• **DATA EXCERPTS**
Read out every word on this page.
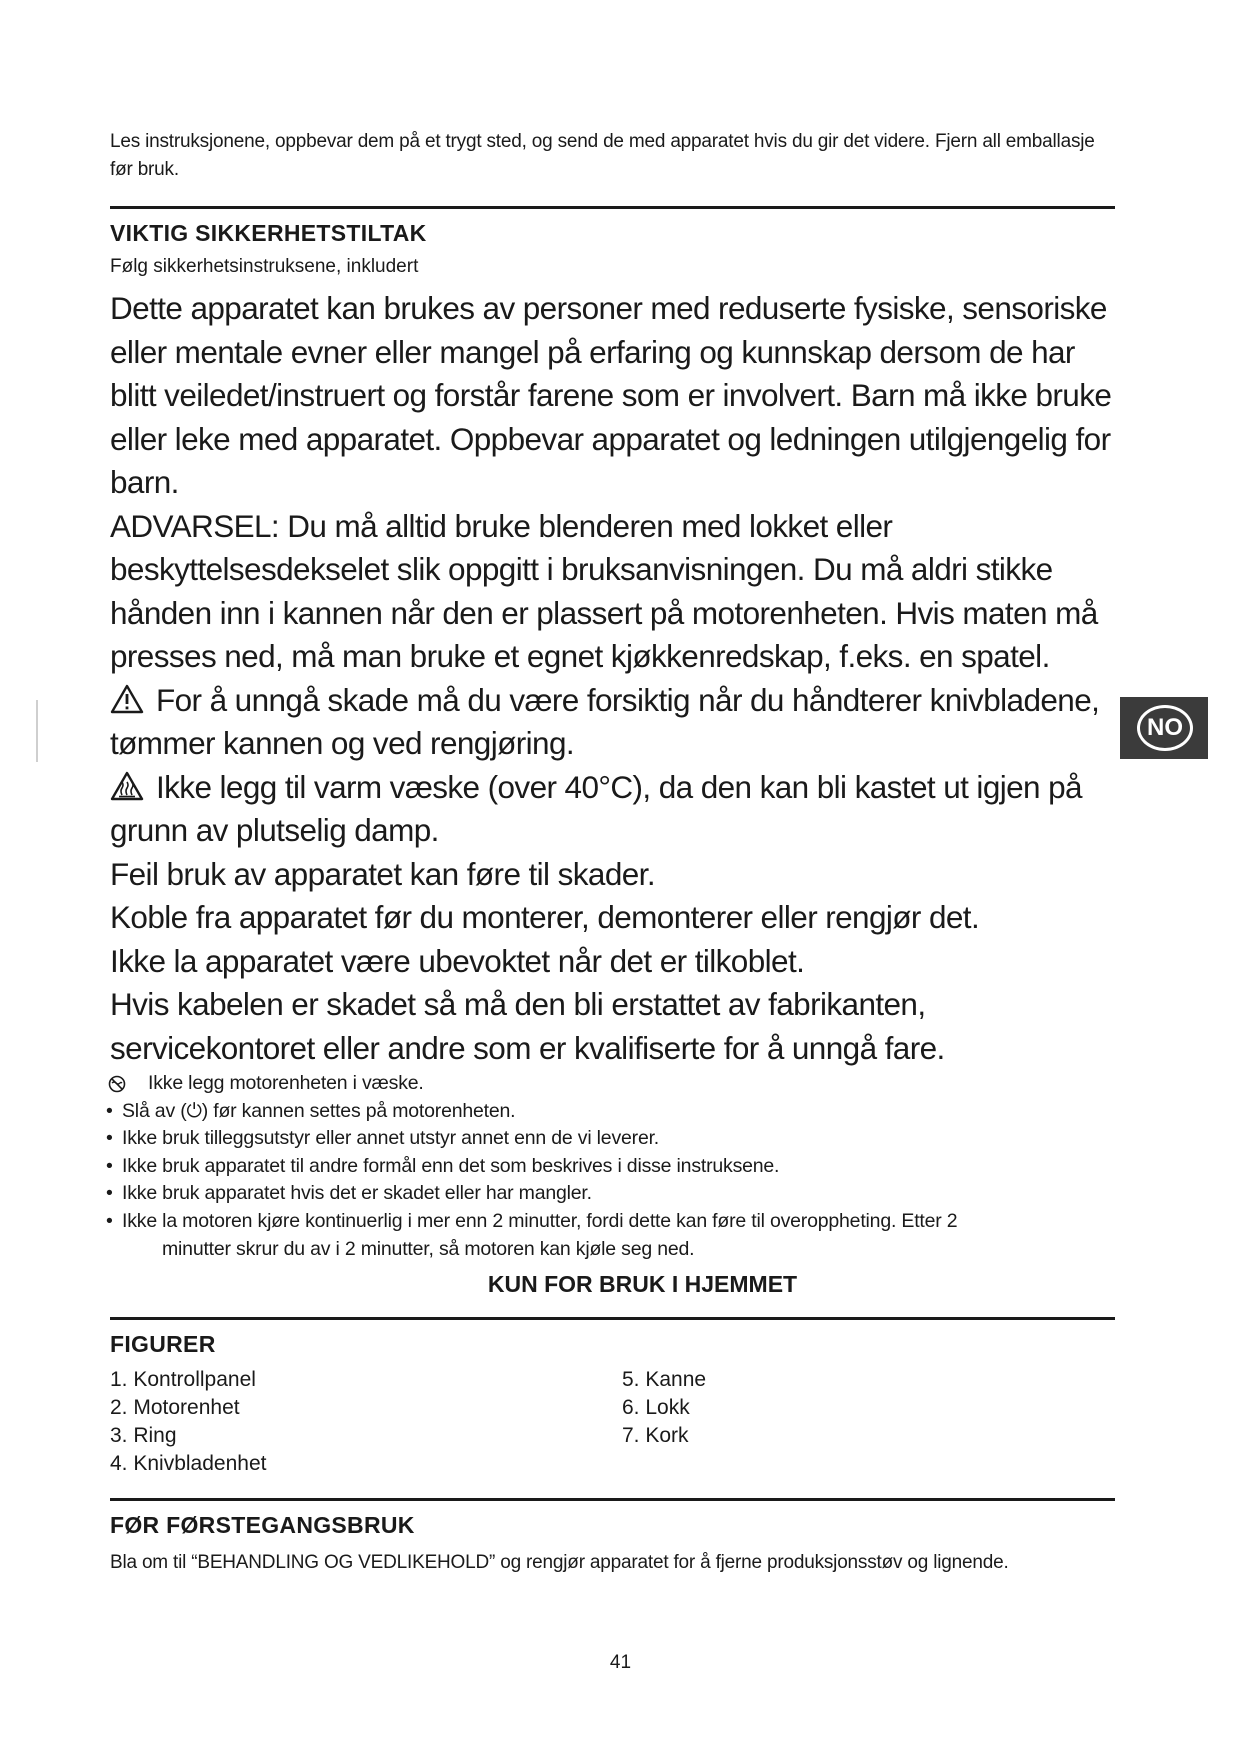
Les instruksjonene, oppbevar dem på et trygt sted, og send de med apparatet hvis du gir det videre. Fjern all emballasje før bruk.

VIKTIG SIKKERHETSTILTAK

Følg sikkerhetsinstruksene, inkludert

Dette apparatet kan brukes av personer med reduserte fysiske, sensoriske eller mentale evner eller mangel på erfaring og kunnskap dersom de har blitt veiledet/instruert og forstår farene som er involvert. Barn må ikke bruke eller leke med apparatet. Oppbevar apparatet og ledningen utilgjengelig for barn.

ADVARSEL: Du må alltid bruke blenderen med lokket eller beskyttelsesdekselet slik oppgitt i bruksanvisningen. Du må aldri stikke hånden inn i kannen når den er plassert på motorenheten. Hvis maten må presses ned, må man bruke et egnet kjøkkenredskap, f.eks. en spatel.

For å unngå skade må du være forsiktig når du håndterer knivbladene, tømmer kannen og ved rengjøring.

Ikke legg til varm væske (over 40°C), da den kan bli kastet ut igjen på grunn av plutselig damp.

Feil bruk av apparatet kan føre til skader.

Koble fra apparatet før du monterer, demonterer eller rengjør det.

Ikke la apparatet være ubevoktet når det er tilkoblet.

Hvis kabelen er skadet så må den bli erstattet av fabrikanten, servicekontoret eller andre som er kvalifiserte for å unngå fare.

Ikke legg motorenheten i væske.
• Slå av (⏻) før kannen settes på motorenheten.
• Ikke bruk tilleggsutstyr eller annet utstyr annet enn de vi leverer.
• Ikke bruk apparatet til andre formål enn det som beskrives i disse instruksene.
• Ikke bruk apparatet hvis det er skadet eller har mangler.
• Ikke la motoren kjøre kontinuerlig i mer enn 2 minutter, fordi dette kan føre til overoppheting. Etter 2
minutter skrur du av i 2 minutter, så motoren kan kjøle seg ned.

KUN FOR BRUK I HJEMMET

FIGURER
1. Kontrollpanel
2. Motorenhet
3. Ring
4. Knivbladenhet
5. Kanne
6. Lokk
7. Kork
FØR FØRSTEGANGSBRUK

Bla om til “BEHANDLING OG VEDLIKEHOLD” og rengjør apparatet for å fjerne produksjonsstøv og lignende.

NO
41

* * *

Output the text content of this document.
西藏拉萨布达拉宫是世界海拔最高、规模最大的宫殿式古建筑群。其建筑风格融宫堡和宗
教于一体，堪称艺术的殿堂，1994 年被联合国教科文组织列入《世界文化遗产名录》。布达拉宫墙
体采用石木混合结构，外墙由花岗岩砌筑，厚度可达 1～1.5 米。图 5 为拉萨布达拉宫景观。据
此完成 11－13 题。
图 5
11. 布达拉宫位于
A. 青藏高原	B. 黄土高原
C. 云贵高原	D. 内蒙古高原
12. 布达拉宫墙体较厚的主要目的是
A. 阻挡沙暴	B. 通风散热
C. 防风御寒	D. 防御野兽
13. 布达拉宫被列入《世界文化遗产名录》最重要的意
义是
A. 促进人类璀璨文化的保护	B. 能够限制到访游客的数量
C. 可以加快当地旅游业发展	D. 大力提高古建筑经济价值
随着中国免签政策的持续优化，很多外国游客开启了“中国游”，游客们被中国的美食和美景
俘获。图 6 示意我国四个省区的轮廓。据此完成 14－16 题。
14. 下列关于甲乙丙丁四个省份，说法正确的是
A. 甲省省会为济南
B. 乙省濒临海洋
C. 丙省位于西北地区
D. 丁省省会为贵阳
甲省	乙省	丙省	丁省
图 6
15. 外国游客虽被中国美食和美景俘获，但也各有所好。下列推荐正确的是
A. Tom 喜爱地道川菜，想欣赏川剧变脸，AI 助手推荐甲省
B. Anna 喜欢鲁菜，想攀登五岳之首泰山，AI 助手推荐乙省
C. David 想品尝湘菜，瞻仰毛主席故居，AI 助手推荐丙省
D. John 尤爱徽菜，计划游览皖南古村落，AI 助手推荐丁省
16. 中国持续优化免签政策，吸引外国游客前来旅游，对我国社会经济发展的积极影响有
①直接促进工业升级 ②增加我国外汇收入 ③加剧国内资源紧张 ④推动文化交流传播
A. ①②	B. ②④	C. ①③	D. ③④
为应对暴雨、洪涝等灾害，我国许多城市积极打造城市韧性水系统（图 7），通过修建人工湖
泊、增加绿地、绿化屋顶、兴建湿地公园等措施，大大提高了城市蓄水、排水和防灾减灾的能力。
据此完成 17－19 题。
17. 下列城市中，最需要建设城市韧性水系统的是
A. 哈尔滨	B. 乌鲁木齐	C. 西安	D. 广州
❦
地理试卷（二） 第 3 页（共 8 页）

...

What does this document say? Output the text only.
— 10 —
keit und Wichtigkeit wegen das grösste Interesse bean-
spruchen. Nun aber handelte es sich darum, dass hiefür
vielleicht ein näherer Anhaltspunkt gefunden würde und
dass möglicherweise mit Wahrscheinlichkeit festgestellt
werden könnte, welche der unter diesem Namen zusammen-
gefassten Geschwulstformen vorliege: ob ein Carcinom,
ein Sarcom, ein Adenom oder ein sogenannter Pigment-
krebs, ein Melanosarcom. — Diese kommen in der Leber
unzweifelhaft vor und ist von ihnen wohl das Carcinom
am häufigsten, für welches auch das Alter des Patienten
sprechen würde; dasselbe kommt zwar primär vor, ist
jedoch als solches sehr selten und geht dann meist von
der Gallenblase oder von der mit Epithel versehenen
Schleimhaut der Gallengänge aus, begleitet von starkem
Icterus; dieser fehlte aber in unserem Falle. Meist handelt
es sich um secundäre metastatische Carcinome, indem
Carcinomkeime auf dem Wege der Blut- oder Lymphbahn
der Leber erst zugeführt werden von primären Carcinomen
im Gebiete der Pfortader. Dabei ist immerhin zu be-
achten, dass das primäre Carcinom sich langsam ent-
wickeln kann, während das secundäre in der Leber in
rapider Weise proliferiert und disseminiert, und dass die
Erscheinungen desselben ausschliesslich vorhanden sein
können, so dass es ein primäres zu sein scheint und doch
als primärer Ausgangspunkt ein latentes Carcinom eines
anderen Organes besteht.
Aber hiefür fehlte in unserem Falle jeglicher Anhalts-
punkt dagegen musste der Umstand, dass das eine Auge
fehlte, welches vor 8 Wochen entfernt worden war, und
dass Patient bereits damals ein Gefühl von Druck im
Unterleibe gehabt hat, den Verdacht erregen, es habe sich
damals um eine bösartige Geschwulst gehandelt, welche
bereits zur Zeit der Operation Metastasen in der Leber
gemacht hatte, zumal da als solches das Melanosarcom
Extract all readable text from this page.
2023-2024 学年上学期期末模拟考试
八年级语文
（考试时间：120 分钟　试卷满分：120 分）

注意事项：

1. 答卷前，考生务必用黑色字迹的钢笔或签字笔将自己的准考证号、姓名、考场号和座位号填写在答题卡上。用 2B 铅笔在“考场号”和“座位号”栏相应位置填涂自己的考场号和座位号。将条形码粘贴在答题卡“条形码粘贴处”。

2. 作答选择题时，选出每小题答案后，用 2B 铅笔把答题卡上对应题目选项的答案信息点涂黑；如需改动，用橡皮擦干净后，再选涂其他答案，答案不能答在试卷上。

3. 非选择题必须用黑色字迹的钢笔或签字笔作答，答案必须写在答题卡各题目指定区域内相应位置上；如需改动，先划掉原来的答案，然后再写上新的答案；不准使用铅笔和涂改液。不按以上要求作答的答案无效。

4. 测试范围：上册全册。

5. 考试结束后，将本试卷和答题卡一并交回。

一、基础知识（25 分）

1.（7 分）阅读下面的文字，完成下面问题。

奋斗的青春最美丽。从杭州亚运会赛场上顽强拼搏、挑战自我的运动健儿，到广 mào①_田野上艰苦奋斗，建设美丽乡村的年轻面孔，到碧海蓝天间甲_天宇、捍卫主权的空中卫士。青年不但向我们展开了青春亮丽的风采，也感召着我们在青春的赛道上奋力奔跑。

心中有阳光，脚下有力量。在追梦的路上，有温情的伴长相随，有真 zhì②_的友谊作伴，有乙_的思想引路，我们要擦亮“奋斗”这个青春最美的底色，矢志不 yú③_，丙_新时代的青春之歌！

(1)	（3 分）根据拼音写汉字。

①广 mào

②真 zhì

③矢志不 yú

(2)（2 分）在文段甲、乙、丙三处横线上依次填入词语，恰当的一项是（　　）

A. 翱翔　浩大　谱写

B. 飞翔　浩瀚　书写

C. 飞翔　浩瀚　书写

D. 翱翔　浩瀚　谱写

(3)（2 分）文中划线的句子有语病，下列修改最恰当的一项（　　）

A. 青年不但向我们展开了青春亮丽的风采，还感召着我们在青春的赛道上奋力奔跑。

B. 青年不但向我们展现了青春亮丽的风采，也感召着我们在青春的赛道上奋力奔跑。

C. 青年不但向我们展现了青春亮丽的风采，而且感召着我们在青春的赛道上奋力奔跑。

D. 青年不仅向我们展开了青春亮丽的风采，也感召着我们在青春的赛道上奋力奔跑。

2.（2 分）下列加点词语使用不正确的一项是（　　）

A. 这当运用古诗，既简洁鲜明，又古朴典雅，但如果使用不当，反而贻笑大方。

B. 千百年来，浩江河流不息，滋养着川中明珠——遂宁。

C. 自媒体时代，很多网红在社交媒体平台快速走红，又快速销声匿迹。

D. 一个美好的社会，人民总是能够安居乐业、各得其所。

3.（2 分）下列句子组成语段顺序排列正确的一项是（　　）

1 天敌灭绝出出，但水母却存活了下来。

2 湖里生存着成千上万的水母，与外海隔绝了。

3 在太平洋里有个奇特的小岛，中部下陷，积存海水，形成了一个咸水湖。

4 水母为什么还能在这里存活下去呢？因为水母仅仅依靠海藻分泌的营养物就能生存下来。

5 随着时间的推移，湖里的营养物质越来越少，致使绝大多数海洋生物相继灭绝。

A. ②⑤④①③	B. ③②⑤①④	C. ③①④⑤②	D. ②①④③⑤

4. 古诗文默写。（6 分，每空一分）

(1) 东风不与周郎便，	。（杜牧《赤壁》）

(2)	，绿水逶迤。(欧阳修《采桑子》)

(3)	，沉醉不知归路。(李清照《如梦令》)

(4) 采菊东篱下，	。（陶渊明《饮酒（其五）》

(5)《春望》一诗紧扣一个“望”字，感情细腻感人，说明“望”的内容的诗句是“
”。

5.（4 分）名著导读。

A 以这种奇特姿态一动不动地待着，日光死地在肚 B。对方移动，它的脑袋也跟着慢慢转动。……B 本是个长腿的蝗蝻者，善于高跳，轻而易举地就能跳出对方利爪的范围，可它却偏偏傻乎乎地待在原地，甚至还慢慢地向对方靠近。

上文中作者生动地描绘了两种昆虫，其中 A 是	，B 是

• **AIM**
Ascertain the number of lines in the entries that include the word "this", and report only that number.

• **RESPONSE TO THE EXERCISE**
4